* _Short exercise_:
Go through the records underneath and write each one out again exactly.

* _Data records_:

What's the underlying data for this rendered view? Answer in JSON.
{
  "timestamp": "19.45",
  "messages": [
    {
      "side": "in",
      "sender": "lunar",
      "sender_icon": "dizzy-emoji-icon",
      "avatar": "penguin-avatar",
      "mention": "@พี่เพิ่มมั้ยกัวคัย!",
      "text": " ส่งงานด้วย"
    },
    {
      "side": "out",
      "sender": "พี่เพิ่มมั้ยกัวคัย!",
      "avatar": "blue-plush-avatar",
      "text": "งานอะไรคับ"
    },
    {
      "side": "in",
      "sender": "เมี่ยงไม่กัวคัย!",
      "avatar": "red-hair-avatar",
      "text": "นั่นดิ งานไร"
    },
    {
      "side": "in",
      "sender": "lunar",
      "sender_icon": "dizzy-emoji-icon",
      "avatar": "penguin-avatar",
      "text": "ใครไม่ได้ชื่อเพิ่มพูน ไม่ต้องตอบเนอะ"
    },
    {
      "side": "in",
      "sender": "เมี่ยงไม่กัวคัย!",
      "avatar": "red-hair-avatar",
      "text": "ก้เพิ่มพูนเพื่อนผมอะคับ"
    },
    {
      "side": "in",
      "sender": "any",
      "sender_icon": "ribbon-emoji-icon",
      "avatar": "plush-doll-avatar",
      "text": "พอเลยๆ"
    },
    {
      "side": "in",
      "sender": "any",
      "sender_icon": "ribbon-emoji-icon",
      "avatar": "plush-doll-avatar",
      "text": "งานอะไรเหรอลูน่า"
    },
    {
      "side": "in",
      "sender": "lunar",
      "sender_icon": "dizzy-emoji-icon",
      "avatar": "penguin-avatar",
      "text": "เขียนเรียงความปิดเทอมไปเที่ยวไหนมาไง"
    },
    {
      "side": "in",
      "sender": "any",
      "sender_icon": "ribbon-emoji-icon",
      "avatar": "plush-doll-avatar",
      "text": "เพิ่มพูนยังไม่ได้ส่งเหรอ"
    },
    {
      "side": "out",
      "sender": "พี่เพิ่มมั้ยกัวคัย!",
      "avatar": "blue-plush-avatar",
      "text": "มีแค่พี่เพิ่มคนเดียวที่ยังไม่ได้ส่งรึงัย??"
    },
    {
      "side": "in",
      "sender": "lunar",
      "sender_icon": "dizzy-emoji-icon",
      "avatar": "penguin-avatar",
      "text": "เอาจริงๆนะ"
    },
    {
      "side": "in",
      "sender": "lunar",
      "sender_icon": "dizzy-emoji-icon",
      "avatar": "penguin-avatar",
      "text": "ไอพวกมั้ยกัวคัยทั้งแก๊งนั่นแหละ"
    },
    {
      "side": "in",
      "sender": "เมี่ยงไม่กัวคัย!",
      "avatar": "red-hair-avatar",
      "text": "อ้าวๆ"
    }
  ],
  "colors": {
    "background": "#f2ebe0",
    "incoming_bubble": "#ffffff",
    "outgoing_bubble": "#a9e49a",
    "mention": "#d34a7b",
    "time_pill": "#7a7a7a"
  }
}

* _Complete answer_:
What's the underlying data for this rendered view? Answer in JSON.
{
  "timestamp": "19.45",
  "messages": [
    {
      "side": "in",
      "sender": "lunar",
      "sender_icon": "dizzy-emoji-icon",
      "avatar": "penguin-avatar",
      "mention": "@พี่เพิ่มมั้ยกัวคัย!",
      "text": " ส่งงานด้วย"
    },
    {
      "side": "out",
      "sender": "พี่เพิ่มมั้ยกัวคัย!",
      "avatar": "blue-plush-avatar",
      "text": "งานอะไรคับ"
    },
    {
      "side": "in",
      "sender": "เมี่ยงไม่กัวคัย!",
      "avatar": "red-hair-avatar",
      "text": "นั่นดิ งานไร"
    },
    {
      "side": "in",
      "sender": "lunar",
      "sender_icon": "dizzy-emoji-icon",
      "avatar": "penguin-avatar",
      "text": "ใครไม่ได้ชื่อเพิ่มพูน ไม่ต้องตอบเนอะ"
    },
    {
      "side": "in",
      "sender": "เมี่ยงไม่กัวคัย!",
      "avatar": "red-hair-avatar",
      "text": "ก้เพิ่มพูนเพื่อนผมอะคับ"
    },
    {
      "side": "in",
      "sender": "any",
      "sender_icon": "ribbon-emoji-icon",
      "avatar": "plush-doll-avatar",
      "text": "พอเลยๆ"
    },
    {
      "side": "in",
      "sender": "any",
      "sender_icon": "ribbon-emoji-icon",
      "avatar": "plush-doll-avatar",
      "text": "งานอะไรเหรอลูน่า"
    },
    {
      "side": "in",
      "sender": "lunar",
      "sender_icon": "dizzy-emoji-icon",
      "avatar": "penguin-avatar",
      "text": "เขียนเรียงความปิดเทอมไปเที่ยวไหนมาไง"
    },
    {
      "side": "in",
      "sender": "any",
      "sender_icon": "ribbon-emoji-icon",
      "avatar": "plush-doll-avatar",
      "text": "เพิ่มพูนยังไม่ได้ส่งเหรอ"
    },
    {
      "side": "out",
      "sender": "พี่เพิ่มมั้ยกัวคัย!",
      "avatar": "blue-plush-avatar",
      "text": "มีแค่พี่เพิ่มคนเดียวที่ยังไม่ได้ส่งรึงัย??"
    },
    {
      "side": "in",
      "sender": "lunar",
      "sender_icon": "dizzy-emoji-icon",
      "avatar": "penguin-avatar",
      "text": "เอาจริงๆนะ"
    },
    {
      "side": "in",
      "sender": "lunar",
      "sender_icon": "dizzy-emoji-icon",
      "avatar": "penguin-avatar",
      "text": "ไอพวกมั้ยกัวคัยทั้งแก๊งนั่นแหละ"
    },
    {
      "side": "in",
      "sender": "เมี่ยงไม่กัวคัย!",
      "avatar": "red-hair-avatar",
      "text": "อ้าวๆ"
    }
  ],
  "colors": {
    "background": "#f2ebe0",
    "incoming_bubble": "#ffffff",
    "outgoing_bubble": "#a9e49a",
    "mention": "#d34a7b",
    "time_pill": "#7a7a7a"
  }
}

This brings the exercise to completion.